- _STATED GOAL_:
Show each line from the listing that includes the word "name".

- _INPUT RECORDS_:
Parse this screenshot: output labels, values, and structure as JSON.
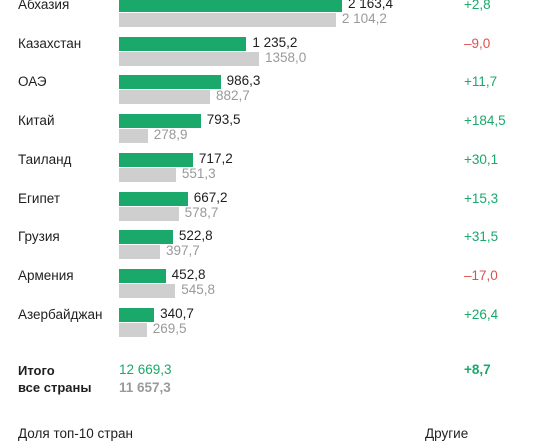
{
  "colors": {
    "current": "#1aa86b",
    "previous": "#cfcfcf",
    "positive": "#1aa86b",
    "negative": "#d9534f"
  },
  "chart_data": {
    "type": "bar",
    "orientation": "horizontal",
    "categories": [
      "Абхазия",
      "Казахстан",
      "ОАЭ",
      "Китай",
      "Таиланд",
      "Египет",
      "Грузия",
      "Армения",
      "Азербайджан"
    ],
    "series": [
      {
        "values": [
          2163.4,
          1235.2,
          986.3,
          793.5,
          717.2,
          667.2,
          522.8,
          452.8,
          340.7
        ],
        "labels": [
          "2 163,4",
          "1 235,2",
          "986,3",
          "793,5",
          "717,2",
          "667,2",
          "522,8",
          "452,8",
          "340,7"
        ]
      },
      {
        "values": [
          2104.2,
          1358.0,
          882.7,
          278.9,
          551.3,
          578.7,
          397.7,
          545.8,
          269.5
        ],
        "labels": [
          "2 104,2",
          "1358,0",
          "882,7",
          "278,9",
          "551,3",
          "578,7",
          "397,7",
          "545,8",
          "269,5"
        ]
      }
    ],
    "changes": [
      "+2,8",
      "–9,0",
      "+11,7",
      "+184,5",
      "+30,1",
      "+15,3",
      "+31,5",
      "–17,0",
      "+26,4"
    ],
    "changes_values": [
      2.8,
      -9.0,
      11.7,
      184.5,
      30.1,
      15.3,
      31.5,
      -17.0,
      26.4
    ],
    "total": {
      "label_line1": "Итого",
      "label_line2": "все страны",
      "current": "12 669,3",
      "previous": "11 657,3",
      "change": "+8,7"
    },
    "footer": {
      "left": "Доля топ-10 стран",
      "right": "Другие"
    }
  }
}
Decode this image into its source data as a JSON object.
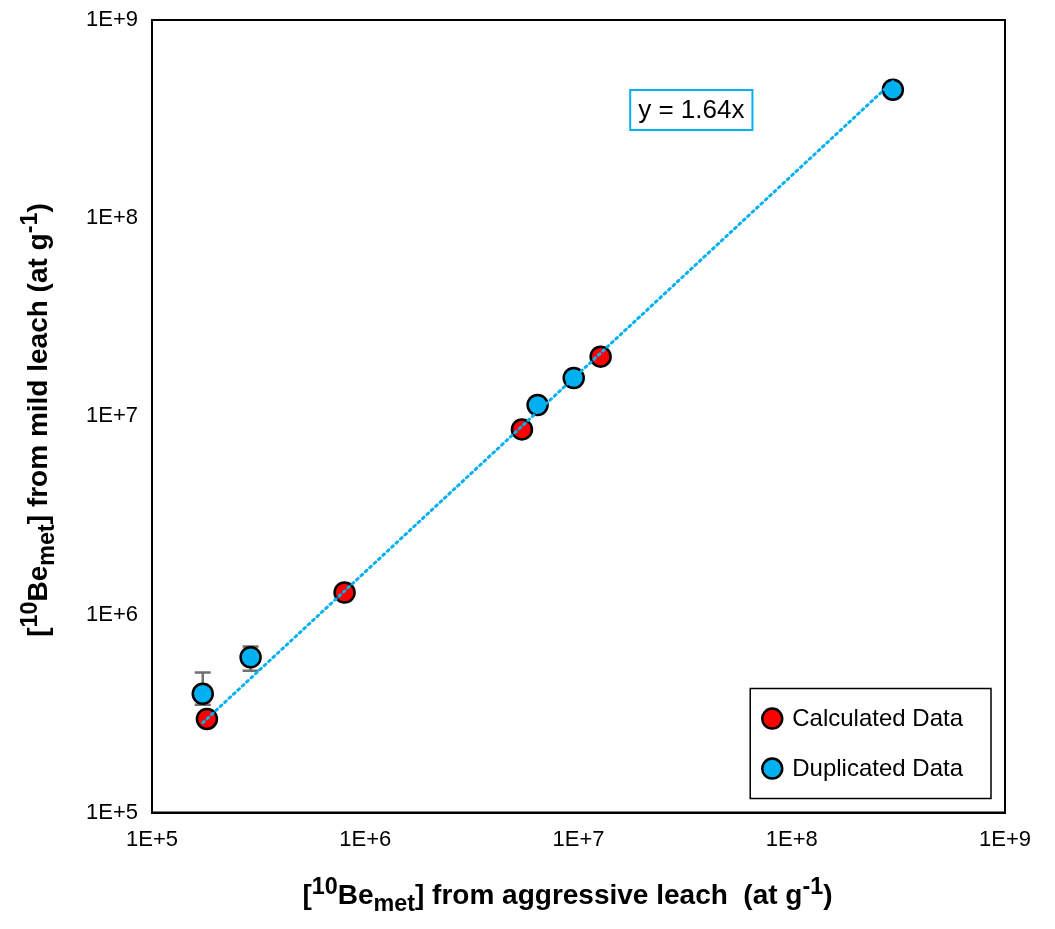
{
  "chart_data": {
    "type": "scatter",
    "xlabel": "[$^{10}$Be$_{met}$] from aggressive leach  (at g$^{-1}$)",
    "ylabel": "[$^{10}$Be$_{met}$] from mild leach (at g$^{-1}$)",
    "log": "xy",
    "xlim": [
      100000,
      1000000000
    ],
    "ylim": [
      100000,
      1000000000
    ],
    "xticks": [
      {
        "value": 100000,
        "label": "1E+5"
      },
      {
        "value": 1000000,
        "label": "1E+6"
      },
      {
        "value": 10000000,
        "label": "1E+7"
      },
      {
        "value": 100000000,
        "label": "1E+8"
      },
      {
        "value": 1000000000,
        "label": "1E+9"
      }
    ],
    "yticks": [
      {
        "value": 100000,
        "label": "1E+5"
      },
      {
        "value": 1000000,
        "label": "1E+6"
      },
      {
        "value": 10000000,
        "label": "1E+7"
      },
      {
        "value": 100000000,
        "label": "1E+8"
      },
      {
        "value": 1000000000,
        "label": "1E+9"
      }
    ],
    "grid": false,
    "legend": "bottom right",
    "marker": "circle",
    "annotations": [
      "y = 1.64x"
    ],
    "series": [
      {
        "type": "line",
        "line_style": "dotted",
        "marker": "none",
        "color": "#00b0f0",
        "x": [
          173000,
          298000000
        ],
        "values": [
          284000,
          489000000
        ]
      },
      {
        "name": "Calculated Data",
        "color": "#ff0000",
        "x": [
          181000,
          800000,
          5430000,
          12700000
        ],
        "values": [
          297000,
          1290000,
          8590000,
          20000000
        ]
      },
      {
        "name": "Duplicated Data",
        "color": "#00b0f0",
        "x": [
          173000,
          290000,
          6430000,
          9500000,
          298000000
        ],
        "values": [
          398000,
          608000,
          11400000,
          15600000,
          445000000
        ],
        "errors": [
          [
            350000,
            510000
          ],
          [
            520000,
            690000
          ],
          null,
          null,
          null
        ]
      }
    ]
  }
}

- _SOLUTION BELOW_:
        "name": "Calculated Data",
        "name": "Duplicated Data",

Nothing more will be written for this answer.